## Problem requirements:
Repeat the records below exactly, leaving out any pictures.

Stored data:
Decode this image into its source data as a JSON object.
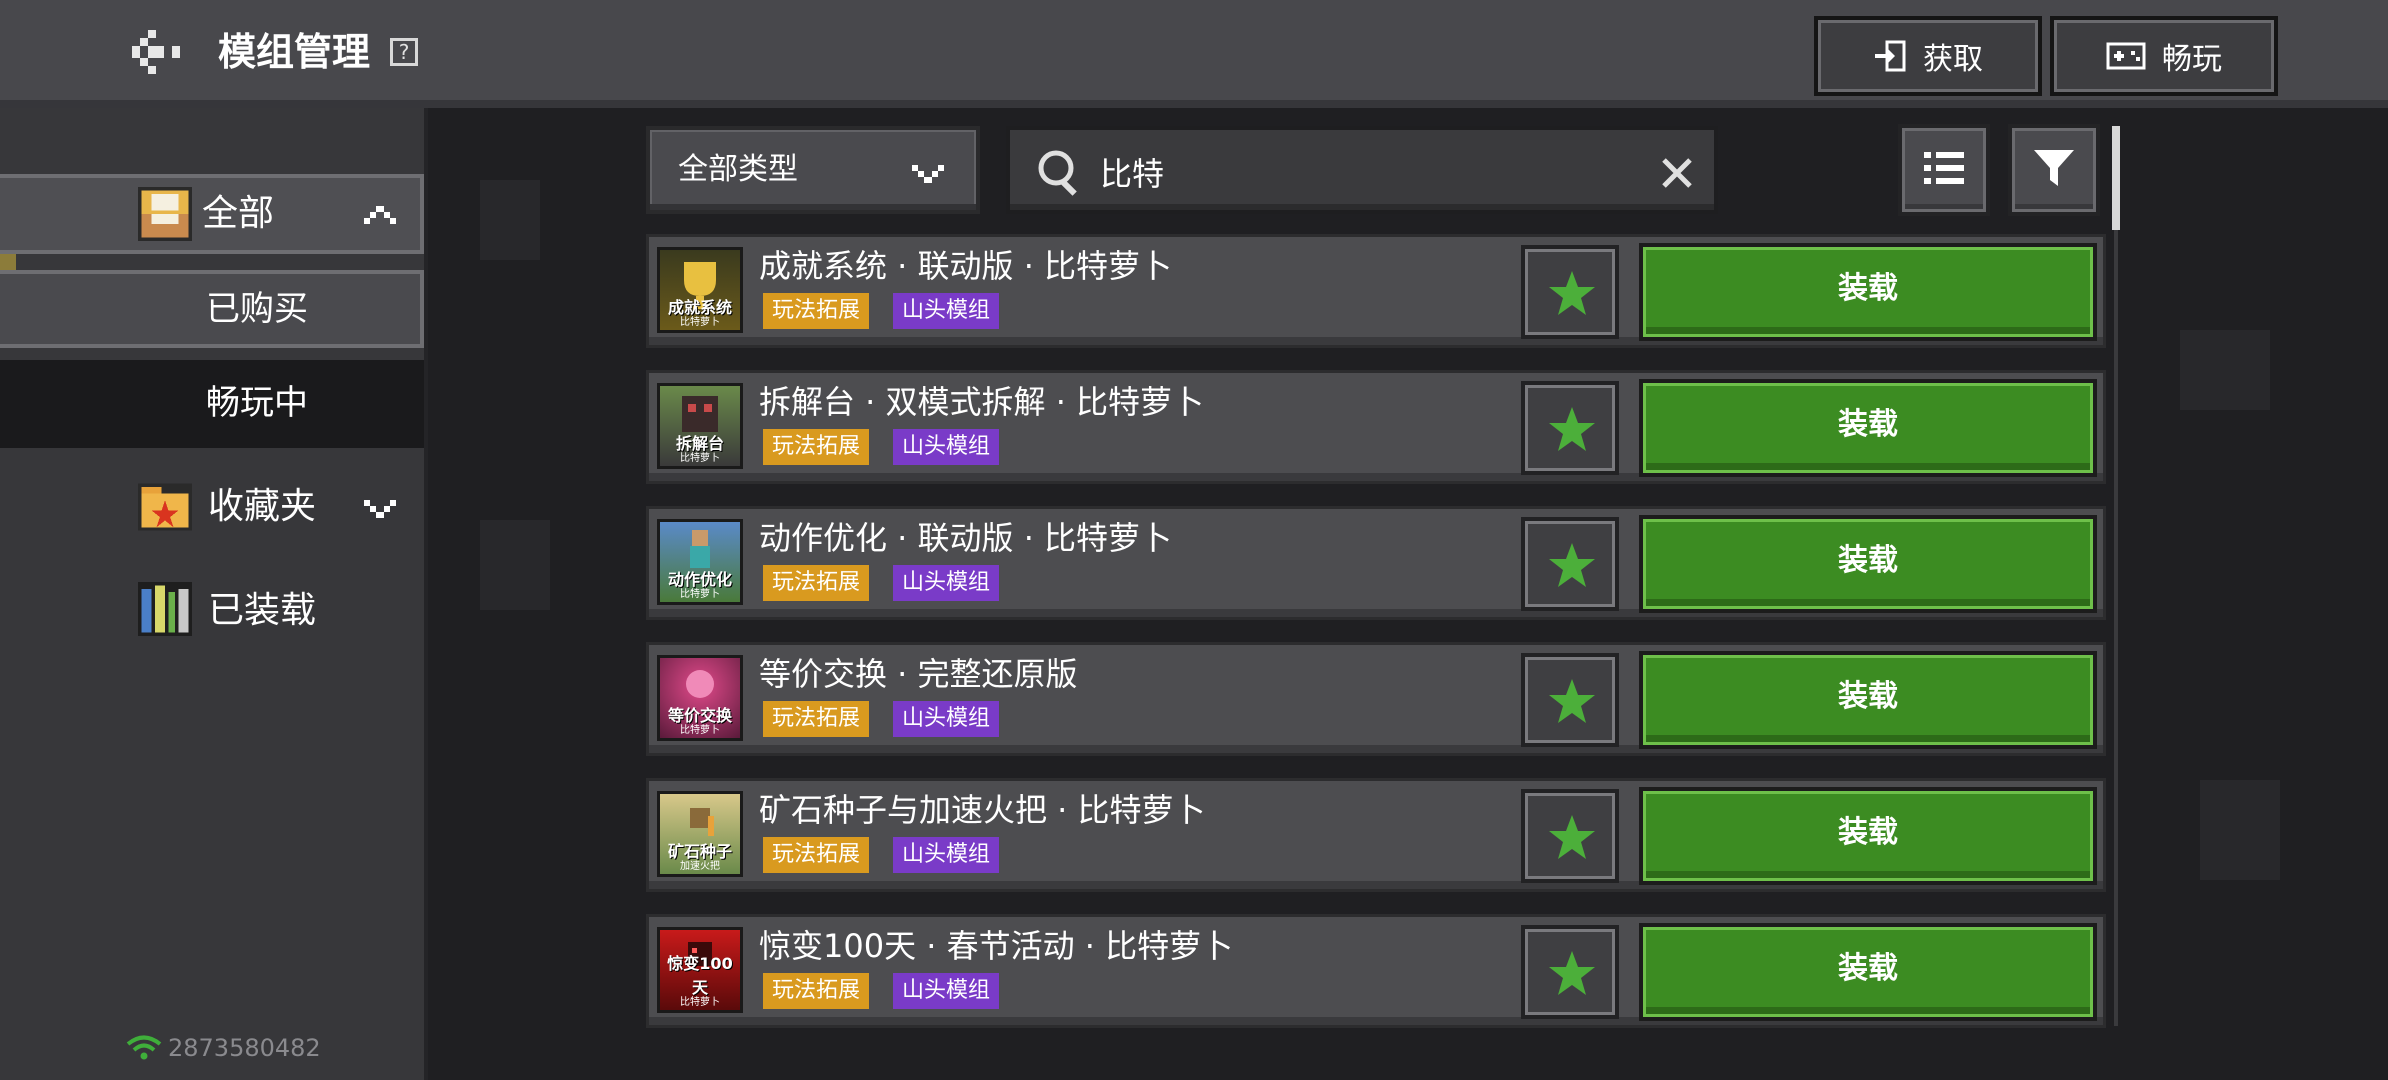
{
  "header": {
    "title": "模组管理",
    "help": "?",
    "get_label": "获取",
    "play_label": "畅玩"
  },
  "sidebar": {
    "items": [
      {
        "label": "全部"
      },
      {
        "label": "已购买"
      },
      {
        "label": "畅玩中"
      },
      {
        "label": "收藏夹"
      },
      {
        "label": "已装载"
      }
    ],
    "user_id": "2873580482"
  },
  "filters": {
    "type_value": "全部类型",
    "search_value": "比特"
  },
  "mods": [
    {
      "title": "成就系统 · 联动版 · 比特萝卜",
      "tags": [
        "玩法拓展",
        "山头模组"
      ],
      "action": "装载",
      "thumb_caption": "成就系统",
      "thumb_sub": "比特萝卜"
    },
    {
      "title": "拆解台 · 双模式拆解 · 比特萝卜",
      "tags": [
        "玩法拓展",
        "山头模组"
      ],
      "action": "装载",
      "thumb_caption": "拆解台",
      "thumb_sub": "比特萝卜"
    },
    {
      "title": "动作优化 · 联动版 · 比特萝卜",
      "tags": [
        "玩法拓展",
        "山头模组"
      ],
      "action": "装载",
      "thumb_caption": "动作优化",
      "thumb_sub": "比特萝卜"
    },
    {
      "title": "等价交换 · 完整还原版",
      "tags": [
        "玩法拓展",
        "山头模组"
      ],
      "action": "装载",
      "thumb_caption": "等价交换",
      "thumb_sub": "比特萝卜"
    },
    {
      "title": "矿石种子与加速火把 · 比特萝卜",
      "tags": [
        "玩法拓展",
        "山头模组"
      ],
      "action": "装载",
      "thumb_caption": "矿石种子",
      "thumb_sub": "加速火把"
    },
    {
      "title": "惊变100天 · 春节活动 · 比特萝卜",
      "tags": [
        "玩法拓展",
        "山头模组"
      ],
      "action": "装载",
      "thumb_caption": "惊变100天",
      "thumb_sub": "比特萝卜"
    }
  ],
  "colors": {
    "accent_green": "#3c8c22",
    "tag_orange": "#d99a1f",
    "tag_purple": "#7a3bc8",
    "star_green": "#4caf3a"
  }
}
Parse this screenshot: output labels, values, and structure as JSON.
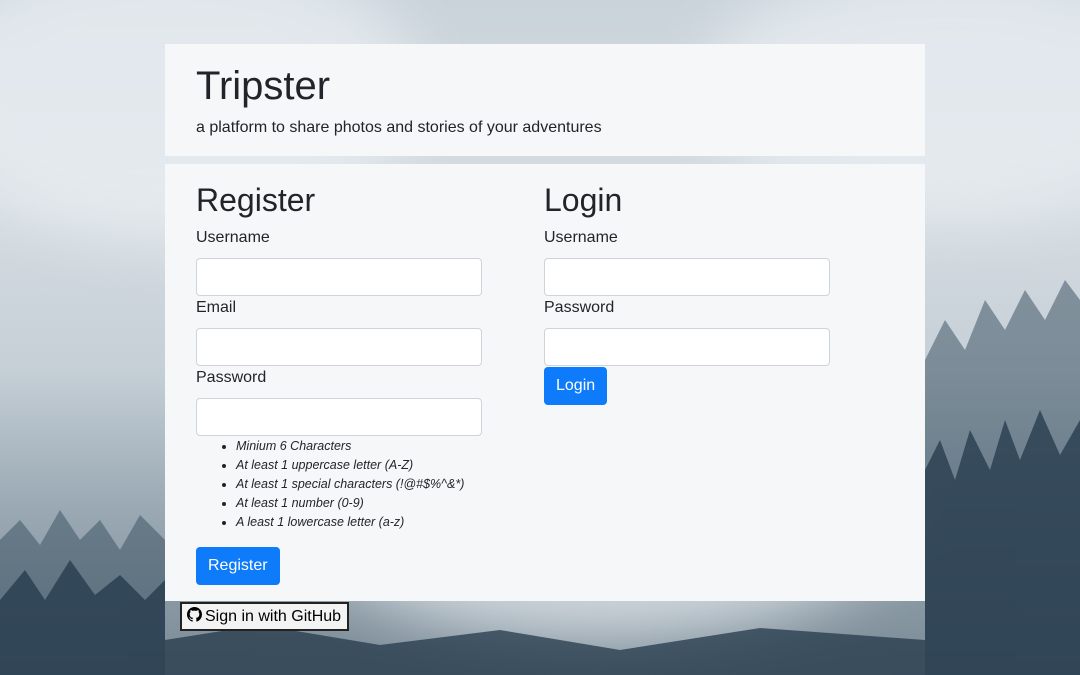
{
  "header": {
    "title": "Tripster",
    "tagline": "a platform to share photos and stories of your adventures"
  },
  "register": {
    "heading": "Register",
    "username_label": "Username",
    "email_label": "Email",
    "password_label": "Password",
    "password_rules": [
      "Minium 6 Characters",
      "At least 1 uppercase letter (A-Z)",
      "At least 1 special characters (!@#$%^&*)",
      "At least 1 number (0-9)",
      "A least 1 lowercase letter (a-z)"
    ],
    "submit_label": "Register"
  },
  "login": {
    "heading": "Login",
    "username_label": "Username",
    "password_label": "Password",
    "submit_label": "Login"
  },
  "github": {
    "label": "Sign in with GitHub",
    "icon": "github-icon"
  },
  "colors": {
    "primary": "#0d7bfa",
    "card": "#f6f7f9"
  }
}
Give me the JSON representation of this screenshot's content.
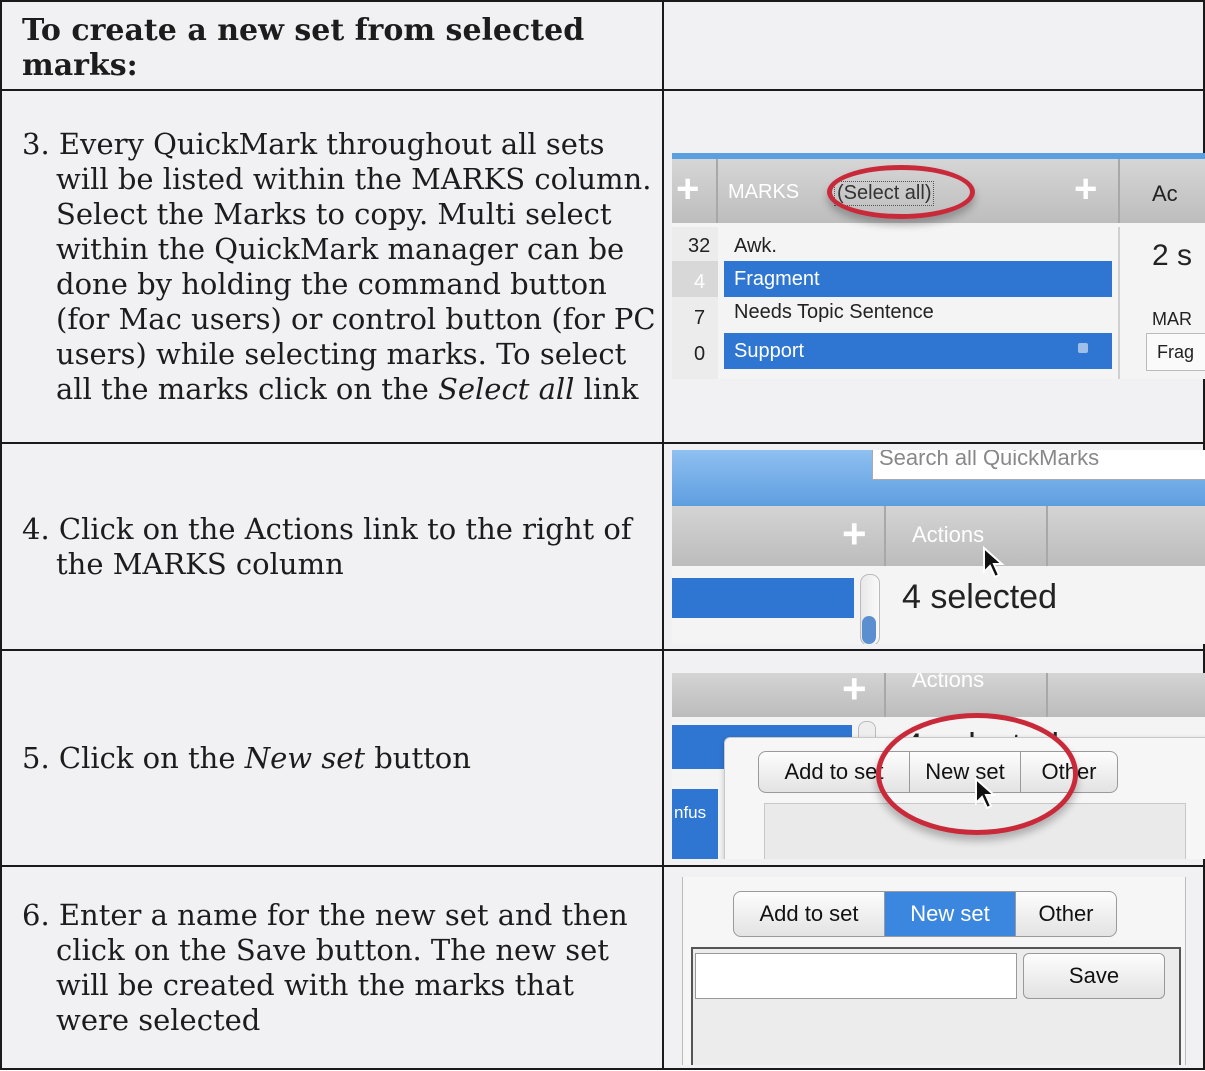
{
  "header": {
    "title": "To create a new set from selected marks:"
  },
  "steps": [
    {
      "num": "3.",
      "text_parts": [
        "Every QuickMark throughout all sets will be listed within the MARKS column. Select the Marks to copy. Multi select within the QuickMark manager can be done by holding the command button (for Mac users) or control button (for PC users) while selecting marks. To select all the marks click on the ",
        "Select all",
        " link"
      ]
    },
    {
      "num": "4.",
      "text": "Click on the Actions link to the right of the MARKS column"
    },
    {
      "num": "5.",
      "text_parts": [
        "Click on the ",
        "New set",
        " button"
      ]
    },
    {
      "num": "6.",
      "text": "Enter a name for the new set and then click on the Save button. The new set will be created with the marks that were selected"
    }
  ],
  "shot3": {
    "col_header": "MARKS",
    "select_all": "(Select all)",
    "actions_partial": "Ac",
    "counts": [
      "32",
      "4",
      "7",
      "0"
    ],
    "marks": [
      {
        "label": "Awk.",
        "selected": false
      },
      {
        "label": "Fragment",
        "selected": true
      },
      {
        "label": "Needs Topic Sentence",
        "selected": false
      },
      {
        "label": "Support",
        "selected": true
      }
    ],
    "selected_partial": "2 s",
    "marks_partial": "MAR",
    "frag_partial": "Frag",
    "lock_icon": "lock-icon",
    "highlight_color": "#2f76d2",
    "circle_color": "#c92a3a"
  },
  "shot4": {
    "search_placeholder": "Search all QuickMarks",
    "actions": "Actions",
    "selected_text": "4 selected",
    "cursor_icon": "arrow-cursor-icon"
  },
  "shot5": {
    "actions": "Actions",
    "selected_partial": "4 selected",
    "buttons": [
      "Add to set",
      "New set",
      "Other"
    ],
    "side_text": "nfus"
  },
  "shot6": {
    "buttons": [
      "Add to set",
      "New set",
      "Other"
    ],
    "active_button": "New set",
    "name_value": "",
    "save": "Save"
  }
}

## Task answer:
Decode this image into its source data as a JSON object.
{
  "header": {
    "title": "模组管理",
    "help": "?",
    "get_label": "获取",
    "play_label": "畅玩"
  },
  "sidebar": {
    "items": [
      {
        "label": "全部"
      },
      {
        "label": "已购买"
      },
      {
        "label": "畅玩中"
      },
      {
        "label": "收藏夹"
      },
      {
        "label": "已装载"
      }
    ],
    "user_id": "2873580482"
  },
  "filters": {
    "type_value": "全部类型",
    "search_value": "比特"
  },
  "mods": [
    {
      "title": "成就系统 · 联动版 · 比特萝卜",
      "tags": [
        "玩法拓展",
        "山头模组"
      ],
      "action": "装载",
      "thumb_caption": "成就系统",
      "thumb_sub": "比特萝卜"
    },
    {
      "title": "拆解台 · 双模式拆解 · 比特萝卜",
      "tags": [
        "玩法拓展",
        "山头模组"
      ],
      "action": "装载",
      "thumb_caption": "拆解台",
      "thumb_sub": "比特萝卜"
    },
    {
      "title": "动作优化 · 联动版 · 比特萝卜",
      "tags": [
        "玩法拓展",
        "山头模组"
      ],
      "action": "装载",
      "thumb_caption": "动作优化",
      "thumb_sub": "比特萝卜"
    },
    {
      "title": "等价交换 · 完整还原版",
      "tags": [
        "玩法拓展",
        "山头模组"
      ],
      "action": "装载",
      "thumb_caption": "等价交换",
      "thumb_sub": "比特萝卜"
    },
    {
      "title": "矿石种子与加速火把 · 比特萝卜",
      "tags": [
        "玩法拓展",
        "山头模组"
      ],
      "action": "装载",
      "thumb_caption": "矿石种子",
      "thumb_sub": "加速火把"
    },
    {
      "title": "惊变100天 · 春节活动 · 比特萝卜",
      "tags": [
        "玩法拓展",
        "山头模组"
      ],
      "action": "装载",
      "thumb_caption": "惊变100天",
      "thumb_sub": "比特萝卜"
    }
  ],
  "colors": {
    "accent_green": "#3c8c22",
    "tag_orange": "#d99a1f",
    "tag_purple": "#7a3bc8",
    "star_green": "#4caf3a"
  }
}
Parse this screenshot: output labels, values, and structure as JSON.
{
  "header": {
    "title": "Tripster",
    "tagline": "a platform to share photos and stories of your adventures"
  },
  "register": {
    "heading": "Register",
    "username_label": "Username",
    "email_label": "Email",
    "password_label": "Password",
    "password_rules": [
      "Minium 6 Characters",
      "At least 1 uppercase letter (A-Z)",
      "At least 1 special characters (!@#$%^&*)",
      "At least 1 number (0-9)",
      "A least 1 lowercase letter (a-z)"
    ],
    "submit_label": "Register"
  },
  "login": {
    "heading": "Login",
    "username_label": "Username",
    "password_label": "Password",
    "submit_label": "Login"
  },
  "github": {
    "label": "Sign in with GitHub",
    "icon": "github-icon"
  },
  "colors": {
    "primary": "#0d7bfa",
    "card": "#f6f7f9"
  }
}
Give me the JSON representation of this screenshot's content.
{
  "header": {
    "title": "To create a new set from selected marks:"
  },
  "steps": [
    {
      "num": "3.",
      "text_parts": [
        "Every QuickMark throughout all sets will be listed within the MARKS column. Select the Marks to copy. Multi select within the QuickMark manager can be done by holding the command button (for Mac users) or control button (for PC users) while selecting marks. To select all the marks click on the ",
        "Select all",
        " link"
      ]
    },
    {
      "num": "4.",
      "text": "Click on the Actions link to the right of the MARKS column"
    },
    {
      "num": "5.",
      "text_parts": [
        "Click on the ",
        "New set",
        " button"
      ]
    },
    {
      "num": "6.",
      "text": "Enter a name for the new set and then click on the Save button. The new set will be created with the marks that were selected"
    }
  ],
  "shot3": {
    "col_header": "MARKS",
    "select_all": "(Select all)",
    "actions_partial": "Ac",
    "counts": [
      "32",
      "4",
      "7",
      "0"
    ],
    "marks": [
      {
        "label": "Awk.",
        "selected": false
      },
      {
        "label": "Fragment",
        "selected": true
      },
      {
        "label": "Needs Topic Sentence",
        "selected": false
      },
      {
        "label": "Support",
        "selected": true
      }
    ],
    "selected_partial": "2 s",
    "marks_partial": "MAR",
    "frag_partial": "Frag",
    "lock_icon": "lock-icon",
    "highlight_color": "#2f76d2",
    "circle_color": "#c92a3a"
  },
  "shot4": {
    "search_placeholder": "Search all QuickMarks",
    "actions": "Actions",
    "selected_text": "4 selected",
    "cursor_icon": "arrow-cursor-icon"
  },
  "shot5": {
    "actions": "Actions",
    "selected_partial": "4 selected",
    "buttons": [
      "Add to set",
      "New set",
      "Other"
    ],
    "side_text": "nfus"
  },
  "shot6": {
    "buttons": [
      "Add to set",
      "New set",
      "Other"
    ],
    "active_button": "New set",
    "name_value": "",
    "save": "Save"
  }
}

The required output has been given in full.